For the entries that follow, tally the lines holding the string "raken". Give the total and nothing else.

▶ INPUT:
====

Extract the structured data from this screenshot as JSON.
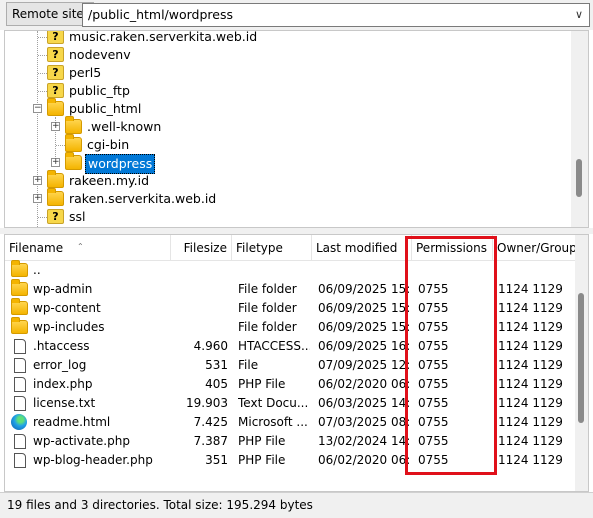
{
  "remote_site": {
    "label": "Remote site:",
    "path": "/public_html/wordpress"
  },
  "tree": {
    "items": [
      {
        "label": "music.raken.serverkita.web.id",
        "icon": "question-folder-icon",
        "level": 1
      },
      {
        "label": "nodevenv",
        "icon": "question-folder-icon",
        "level": 1
      },
      {
        "label": "perl5",
        "icon": "question-folder-icon",
        "level": 1
      },
      {
        "label": "public_ftp",
        "icon": "question-folder-icon",
        "level": 1
      },
      {
        "label": "public_html",
        "icon": "folder-icon",
        "level": 1,
        "expanded": true
      },
      {
        "label": ".well-known",
        "icon": "folder-icon",
        "level": 2
      },
      {
        "label": "cgi-bin",
        "icon": "folder-icon",
        "level": 2
      },
      {
        "label": "wordpress",
        "icon": "folder-icon",
        "level": 2,
        "selected": true
      },
      {
        "label": "rakeen.my.id",
        "icon": "folder-icon",
        "level": 1
      },
      {
        "label": "raken.serverkita.web.id",
        "icon": "folder-icon",
        "level": 1
      },
      {
        "label": "ssl",
        "icon": "question-folder-icon",
        "level": 1
      }
    ]
  },
  "file_list": {
    "columns": [
      "Filename",
      "Filesize",
      "Filetype",
      "Last modified",
      "Permissions",
      "Owner/Group"
    ],
    "rows": [
      {
        "name": "..",
        "size": "",
        "type": "",
        "modified": "",
        "perm": "",
        "owner": "",
        "icon": "folder-icon"
      },
      {
        "name": "wp-admin",
        "size": "",
        "type": "File folder",
        "modified": "06/09/2025 15:...",
        "perm": "0755",
        "owner": "1124 1129",
        "icon": "folder-icon"
      },
      {
        "name": "wp-content",
        "size": "",
        "type": "File folder",
        "modified": "06/09/2025 15:...",
        "perm": "0755",
        "owner": "1124 1129",
        "icon": "folder-icon"
      },
      {
        "name": "wp-includes",
        "size": "",
        "type": "File folder",
        "modified": "06/09/2025 15:...",
        "perm": "0755",
        "owner": "1124 1129",
        "icon": "folder-icon"
      },
      {
        "name": ".htaccess",
        "size": "4.960",
        "type": "HTACCESS...",
        "modified": "06/09/2025 16:...",
        "perm": "0755",
        "owner": "1124 1129",
        "icon": "file-icon"
      },
      {
        "name": "error_log",
        "size": "531",
        "type": "File",
        "modified": "07/09/2025 12:...",
        "perm": "0755",
        "owner": "1124 1129",
        "icon": "file-icon"
      },
      {
        "name": "index.php",
        "size": "405",
        "type": "PHP File",
        "modified": "06/02/2020 06:...",
        "perm": "0755",
        "owner": "1124 1129",
        "icon": "file-icon"
      },
      {
        "name": "license.txt",
        "size": "19.903",
        "type": "Text Docu...",
        "modified": "06/03/2025 14:...",
        "perm": "0755",
        "owner": "1124 1129",
        "icon": "file-icon"
      },
      {
        "name": "readme.html",
        "size": "7.425",
        "type": "Microsoft ...",
        "modified": "07/03/2025 08:...",
        "perm": "0755",
        "owner": "1124 1129",
        "icon": "edge-browser-icon"
      },
      {
        "name": "wp-activate.php",
        "size": "7.387",
        "type": "PHP File",
        "modified": "13/02/2024 14:...",
        "perm": "0755",
        "owner": "1124 1129",
        "icon": "file-icon"
      },
      {
        "name": "wp-blog-header.php",
        "size": "351",
        "type": "PHP File",
        "modified": "06/02/2020 06:...",
        "perm": "0755",
        "owner": "1124 1129",
        "icon": "file-icon"
      }
    ]
  },
  "status": {
    "text": "19 files and 3 directories. Total size: 195.294 bytes"
  },
  "colors": {
    "selection": "#0078d7",
    "highlight_box": "#e0101a",
    "folder": "#f4b400"
  }
}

====

▶ EXERCISE RESULT:
2